▸ Task instructions: Among the lines of this listing, determine how many contain the string "more". Answer with the number only.

Recorded data:
☆ ☆ ☆ ☆ ☆ ☆ ☆
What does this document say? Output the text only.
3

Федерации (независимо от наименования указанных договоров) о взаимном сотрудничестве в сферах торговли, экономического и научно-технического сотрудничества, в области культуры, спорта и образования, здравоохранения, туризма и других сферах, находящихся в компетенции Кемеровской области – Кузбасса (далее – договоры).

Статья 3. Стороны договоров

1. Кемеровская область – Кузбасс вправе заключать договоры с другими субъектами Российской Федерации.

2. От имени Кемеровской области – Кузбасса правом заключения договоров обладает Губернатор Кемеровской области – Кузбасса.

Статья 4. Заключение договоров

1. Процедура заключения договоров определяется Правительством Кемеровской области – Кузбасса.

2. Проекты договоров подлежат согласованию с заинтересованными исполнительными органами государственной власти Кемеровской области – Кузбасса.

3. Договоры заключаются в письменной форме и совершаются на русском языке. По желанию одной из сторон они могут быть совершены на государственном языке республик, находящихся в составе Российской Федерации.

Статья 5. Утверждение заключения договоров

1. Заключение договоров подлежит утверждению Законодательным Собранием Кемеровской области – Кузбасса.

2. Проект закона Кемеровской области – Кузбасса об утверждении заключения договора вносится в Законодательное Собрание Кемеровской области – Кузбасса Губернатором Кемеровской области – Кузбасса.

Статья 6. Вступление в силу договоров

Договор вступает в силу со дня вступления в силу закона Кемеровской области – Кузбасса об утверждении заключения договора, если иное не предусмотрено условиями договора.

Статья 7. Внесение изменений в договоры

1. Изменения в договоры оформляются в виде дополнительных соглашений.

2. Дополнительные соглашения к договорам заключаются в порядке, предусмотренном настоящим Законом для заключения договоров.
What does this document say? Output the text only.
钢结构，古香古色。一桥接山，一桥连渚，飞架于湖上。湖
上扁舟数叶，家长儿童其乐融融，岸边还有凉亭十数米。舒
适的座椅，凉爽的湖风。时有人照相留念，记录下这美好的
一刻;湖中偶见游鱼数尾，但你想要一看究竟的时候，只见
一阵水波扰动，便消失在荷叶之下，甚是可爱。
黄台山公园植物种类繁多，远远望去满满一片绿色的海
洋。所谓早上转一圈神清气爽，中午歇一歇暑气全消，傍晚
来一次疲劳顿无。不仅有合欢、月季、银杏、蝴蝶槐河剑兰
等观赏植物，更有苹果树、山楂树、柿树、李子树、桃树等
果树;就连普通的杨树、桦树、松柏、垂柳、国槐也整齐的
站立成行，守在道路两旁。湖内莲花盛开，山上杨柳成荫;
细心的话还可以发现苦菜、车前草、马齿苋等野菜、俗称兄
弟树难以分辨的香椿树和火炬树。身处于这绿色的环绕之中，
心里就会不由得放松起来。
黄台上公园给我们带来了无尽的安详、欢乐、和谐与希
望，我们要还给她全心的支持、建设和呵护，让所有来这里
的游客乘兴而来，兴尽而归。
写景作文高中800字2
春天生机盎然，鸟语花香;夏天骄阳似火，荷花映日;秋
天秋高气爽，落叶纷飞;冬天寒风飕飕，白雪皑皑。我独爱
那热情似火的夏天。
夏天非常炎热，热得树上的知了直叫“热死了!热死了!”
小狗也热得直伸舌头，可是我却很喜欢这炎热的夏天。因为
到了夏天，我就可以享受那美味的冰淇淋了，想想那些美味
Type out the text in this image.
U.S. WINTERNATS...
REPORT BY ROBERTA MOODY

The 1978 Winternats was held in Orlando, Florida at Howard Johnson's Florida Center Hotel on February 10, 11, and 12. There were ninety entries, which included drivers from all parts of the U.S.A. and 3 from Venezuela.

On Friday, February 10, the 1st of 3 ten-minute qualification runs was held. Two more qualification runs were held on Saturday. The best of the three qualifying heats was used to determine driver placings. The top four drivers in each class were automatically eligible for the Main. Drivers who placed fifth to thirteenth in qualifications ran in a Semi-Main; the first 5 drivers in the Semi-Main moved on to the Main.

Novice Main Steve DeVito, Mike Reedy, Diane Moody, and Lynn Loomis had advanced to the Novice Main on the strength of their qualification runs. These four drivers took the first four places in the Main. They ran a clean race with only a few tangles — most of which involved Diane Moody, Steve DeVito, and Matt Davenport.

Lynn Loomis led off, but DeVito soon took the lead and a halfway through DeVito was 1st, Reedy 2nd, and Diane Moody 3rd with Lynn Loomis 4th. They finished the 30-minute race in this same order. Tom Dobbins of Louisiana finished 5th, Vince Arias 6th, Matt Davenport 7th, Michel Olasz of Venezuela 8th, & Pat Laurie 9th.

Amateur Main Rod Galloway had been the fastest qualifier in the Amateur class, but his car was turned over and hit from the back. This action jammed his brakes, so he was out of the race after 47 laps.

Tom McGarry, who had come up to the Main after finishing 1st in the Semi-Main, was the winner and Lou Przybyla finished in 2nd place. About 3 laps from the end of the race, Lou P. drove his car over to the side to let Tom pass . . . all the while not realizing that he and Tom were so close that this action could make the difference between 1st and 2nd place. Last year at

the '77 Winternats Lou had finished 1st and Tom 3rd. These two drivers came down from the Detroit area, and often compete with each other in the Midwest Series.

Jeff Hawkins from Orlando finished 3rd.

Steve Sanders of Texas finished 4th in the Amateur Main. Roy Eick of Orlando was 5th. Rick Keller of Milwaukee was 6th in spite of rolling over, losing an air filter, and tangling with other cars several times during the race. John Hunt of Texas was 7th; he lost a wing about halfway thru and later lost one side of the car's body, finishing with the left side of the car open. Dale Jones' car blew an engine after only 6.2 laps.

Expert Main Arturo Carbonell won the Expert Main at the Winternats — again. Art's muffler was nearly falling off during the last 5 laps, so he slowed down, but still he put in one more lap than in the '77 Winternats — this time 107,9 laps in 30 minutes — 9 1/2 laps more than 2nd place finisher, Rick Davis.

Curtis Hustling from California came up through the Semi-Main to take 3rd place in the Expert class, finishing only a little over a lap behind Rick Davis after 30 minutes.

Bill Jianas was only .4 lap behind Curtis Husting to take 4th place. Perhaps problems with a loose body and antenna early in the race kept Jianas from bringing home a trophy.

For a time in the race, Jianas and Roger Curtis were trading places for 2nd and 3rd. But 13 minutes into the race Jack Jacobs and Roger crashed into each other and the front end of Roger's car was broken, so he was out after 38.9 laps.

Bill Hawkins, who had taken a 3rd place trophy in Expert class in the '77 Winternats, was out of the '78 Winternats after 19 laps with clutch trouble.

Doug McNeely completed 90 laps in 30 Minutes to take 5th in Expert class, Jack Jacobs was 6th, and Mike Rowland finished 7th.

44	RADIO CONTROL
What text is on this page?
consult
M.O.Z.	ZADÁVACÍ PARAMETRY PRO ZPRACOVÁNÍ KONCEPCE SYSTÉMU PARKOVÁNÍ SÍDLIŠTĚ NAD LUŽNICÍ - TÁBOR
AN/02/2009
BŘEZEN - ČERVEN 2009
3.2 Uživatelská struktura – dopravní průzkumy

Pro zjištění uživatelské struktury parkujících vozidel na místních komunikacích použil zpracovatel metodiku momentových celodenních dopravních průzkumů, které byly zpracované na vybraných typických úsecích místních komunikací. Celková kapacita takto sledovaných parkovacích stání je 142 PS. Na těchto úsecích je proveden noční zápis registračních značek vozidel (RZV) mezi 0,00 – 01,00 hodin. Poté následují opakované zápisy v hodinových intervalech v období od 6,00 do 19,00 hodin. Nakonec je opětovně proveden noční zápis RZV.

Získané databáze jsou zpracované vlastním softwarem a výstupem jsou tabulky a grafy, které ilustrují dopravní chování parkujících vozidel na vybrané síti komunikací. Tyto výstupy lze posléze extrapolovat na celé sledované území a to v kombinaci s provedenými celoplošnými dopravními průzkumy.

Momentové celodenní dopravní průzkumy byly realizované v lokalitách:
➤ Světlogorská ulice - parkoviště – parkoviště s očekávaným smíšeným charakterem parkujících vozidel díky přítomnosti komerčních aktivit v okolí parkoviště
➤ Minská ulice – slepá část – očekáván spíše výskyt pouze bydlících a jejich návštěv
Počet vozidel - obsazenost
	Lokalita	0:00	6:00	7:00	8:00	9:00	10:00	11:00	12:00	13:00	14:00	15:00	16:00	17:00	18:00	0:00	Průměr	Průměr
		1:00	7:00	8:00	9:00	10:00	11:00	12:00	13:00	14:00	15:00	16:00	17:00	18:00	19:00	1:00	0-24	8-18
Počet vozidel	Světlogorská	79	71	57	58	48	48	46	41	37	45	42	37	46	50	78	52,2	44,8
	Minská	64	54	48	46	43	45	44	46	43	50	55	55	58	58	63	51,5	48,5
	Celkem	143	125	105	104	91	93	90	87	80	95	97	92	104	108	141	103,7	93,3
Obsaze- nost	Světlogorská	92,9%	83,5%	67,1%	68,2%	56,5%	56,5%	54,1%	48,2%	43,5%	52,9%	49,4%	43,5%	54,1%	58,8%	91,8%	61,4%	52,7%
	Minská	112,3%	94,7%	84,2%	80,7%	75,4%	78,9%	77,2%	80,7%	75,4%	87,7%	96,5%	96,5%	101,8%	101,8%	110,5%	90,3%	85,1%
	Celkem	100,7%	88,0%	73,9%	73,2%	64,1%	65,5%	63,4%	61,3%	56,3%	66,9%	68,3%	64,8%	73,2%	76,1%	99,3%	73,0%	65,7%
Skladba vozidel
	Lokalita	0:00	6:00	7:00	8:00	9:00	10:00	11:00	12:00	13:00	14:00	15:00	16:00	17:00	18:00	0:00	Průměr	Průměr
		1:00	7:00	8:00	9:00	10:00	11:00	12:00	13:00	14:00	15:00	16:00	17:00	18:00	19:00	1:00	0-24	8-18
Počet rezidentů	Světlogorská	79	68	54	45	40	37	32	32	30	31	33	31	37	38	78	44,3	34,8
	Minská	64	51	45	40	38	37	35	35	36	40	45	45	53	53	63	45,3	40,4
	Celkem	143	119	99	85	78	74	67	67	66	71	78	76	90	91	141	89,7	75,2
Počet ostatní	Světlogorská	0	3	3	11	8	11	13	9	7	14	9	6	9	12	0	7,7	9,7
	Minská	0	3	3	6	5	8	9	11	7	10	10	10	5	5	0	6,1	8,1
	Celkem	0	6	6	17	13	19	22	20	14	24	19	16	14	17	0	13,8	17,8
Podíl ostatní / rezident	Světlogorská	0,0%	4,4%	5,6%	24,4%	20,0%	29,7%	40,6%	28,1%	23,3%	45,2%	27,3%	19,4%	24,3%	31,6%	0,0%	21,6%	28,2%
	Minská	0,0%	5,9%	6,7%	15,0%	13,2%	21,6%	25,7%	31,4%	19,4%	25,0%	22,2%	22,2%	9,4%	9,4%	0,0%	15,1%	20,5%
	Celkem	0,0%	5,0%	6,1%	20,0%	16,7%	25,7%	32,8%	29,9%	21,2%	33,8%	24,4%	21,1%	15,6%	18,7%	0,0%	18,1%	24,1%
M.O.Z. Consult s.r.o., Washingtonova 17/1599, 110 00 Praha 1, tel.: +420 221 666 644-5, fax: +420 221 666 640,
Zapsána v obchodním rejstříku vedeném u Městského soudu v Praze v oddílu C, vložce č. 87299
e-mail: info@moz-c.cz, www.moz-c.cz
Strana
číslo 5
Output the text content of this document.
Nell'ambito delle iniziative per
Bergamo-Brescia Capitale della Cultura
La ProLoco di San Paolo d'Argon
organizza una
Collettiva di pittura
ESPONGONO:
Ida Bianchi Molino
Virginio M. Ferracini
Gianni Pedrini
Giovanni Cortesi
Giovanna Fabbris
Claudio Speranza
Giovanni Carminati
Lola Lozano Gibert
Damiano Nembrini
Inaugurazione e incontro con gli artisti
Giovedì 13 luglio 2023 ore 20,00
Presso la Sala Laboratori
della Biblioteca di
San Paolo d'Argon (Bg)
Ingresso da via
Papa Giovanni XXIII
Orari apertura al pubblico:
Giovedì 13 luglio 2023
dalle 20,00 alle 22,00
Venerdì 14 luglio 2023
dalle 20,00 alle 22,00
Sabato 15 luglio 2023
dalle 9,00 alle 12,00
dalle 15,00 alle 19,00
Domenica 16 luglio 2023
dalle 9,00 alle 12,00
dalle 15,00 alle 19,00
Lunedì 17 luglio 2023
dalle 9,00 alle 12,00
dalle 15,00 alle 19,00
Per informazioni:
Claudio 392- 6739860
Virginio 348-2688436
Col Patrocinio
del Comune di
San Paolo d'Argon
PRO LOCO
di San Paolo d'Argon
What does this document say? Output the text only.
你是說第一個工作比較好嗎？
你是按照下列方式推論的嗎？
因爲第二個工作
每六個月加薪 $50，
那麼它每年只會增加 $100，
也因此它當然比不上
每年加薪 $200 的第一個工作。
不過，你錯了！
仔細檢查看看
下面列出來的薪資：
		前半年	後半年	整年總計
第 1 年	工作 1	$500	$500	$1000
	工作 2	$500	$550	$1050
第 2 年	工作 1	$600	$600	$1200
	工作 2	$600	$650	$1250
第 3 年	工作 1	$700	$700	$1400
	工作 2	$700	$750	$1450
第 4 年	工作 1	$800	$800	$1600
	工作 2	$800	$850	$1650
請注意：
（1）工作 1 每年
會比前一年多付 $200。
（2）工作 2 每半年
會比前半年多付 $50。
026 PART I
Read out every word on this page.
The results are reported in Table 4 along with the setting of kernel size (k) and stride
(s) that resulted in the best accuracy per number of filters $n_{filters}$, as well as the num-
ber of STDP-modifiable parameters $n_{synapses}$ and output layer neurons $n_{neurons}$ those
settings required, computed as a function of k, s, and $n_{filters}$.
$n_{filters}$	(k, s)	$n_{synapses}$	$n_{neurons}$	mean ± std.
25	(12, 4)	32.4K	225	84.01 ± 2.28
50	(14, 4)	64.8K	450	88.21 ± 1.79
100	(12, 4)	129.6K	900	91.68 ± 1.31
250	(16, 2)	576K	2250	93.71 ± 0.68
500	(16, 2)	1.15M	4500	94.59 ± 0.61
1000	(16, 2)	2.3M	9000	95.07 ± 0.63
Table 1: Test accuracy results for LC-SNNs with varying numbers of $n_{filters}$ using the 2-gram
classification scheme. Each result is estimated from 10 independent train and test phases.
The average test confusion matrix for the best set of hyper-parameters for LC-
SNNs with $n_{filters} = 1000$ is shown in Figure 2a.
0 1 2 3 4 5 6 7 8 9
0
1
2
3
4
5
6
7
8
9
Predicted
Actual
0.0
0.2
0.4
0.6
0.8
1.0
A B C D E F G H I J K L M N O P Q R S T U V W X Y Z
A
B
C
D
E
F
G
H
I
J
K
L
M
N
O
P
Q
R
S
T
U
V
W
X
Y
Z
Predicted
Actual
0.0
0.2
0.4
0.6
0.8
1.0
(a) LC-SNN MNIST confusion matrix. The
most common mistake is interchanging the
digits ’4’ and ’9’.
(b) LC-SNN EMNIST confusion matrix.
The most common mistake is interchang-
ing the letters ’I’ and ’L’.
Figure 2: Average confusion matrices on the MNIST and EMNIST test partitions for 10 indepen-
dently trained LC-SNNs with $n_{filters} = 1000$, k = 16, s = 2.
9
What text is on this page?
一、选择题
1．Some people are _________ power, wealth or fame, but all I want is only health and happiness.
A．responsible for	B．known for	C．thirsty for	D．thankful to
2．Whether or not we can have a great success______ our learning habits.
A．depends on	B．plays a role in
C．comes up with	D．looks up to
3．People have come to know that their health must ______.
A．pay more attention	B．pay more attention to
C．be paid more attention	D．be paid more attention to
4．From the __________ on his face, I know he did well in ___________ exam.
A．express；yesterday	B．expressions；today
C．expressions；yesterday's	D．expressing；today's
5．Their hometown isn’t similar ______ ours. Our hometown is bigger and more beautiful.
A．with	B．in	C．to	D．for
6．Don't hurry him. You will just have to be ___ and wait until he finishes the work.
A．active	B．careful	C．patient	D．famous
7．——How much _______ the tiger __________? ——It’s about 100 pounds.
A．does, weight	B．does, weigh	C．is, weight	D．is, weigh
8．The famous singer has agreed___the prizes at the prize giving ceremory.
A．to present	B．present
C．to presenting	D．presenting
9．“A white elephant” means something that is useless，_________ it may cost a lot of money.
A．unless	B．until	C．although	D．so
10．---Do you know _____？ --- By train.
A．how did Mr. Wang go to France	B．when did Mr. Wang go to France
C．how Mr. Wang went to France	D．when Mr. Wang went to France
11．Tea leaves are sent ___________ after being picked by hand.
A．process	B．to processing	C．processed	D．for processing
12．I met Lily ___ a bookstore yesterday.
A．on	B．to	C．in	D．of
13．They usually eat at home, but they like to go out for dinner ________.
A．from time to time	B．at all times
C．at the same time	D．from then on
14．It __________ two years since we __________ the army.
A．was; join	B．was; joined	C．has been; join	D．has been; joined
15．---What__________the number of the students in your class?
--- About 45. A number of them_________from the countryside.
☆ ☆ ☆ ☆ ☆ ☆ ☆
▸ Answer to this task: 5